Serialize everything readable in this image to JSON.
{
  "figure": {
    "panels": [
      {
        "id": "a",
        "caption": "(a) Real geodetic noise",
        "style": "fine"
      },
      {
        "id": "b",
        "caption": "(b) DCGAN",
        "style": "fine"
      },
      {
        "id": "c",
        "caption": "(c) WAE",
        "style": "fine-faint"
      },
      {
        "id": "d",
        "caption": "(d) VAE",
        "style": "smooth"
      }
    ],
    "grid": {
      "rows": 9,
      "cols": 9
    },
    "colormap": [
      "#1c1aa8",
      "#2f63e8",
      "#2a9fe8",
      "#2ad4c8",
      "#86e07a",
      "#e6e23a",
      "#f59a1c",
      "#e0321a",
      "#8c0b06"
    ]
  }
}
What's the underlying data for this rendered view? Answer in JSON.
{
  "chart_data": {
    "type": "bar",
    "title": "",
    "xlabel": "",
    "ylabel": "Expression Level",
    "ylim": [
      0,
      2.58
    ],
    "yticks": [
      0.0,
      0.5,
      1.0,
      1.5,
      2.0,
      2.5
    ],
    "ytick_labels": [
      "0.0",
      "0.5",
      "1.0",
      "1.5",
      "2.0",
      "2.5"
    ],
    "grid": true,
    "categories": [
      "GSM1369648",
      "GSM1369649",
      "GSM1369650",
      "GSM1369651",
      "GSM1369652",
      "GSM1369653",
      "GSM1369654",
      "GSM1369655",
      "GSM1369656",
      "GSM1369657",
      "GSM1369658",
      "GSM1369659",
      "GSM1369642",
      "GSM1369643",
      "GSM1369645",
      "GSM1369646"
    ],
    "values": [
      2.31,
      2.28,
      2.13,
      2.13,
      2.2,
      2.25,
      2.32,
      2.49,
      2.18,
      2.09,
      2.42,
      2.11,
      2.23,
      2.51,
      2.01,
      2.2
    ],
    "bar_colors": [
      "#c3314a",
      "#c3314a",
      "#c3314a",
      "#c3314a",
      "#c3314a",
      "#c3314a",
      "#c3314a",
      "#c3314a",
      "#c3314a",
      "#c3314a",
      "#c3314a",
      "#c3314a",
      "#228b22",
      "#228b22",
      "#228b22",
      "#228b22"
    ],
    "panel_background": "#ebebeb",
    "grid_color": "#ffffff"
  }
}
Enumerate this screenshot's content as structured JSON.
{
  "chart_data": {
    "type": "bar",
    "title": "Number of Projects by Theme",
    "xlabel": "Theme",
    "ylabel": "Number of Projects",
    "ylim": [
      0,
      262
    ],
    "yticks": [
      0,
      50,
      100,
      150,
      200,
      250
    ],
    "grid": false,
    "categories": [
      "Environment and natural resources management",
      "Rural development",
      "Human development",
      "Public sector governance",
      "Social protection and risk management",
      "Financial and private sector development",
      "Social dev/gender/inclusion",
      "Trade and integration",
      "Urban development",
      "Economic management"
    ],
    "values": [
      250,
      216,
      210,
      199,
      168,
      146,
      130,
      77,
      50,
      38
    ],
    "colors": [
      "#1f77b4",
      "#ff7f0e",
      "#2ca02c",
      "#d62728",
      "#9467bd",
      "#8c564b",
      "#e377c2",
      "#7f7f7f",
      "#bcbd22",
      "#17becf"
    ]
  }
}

++++++++

_Exercise_
Give only the count of lines in this material that contain the string "ylabel".

_Answer_
2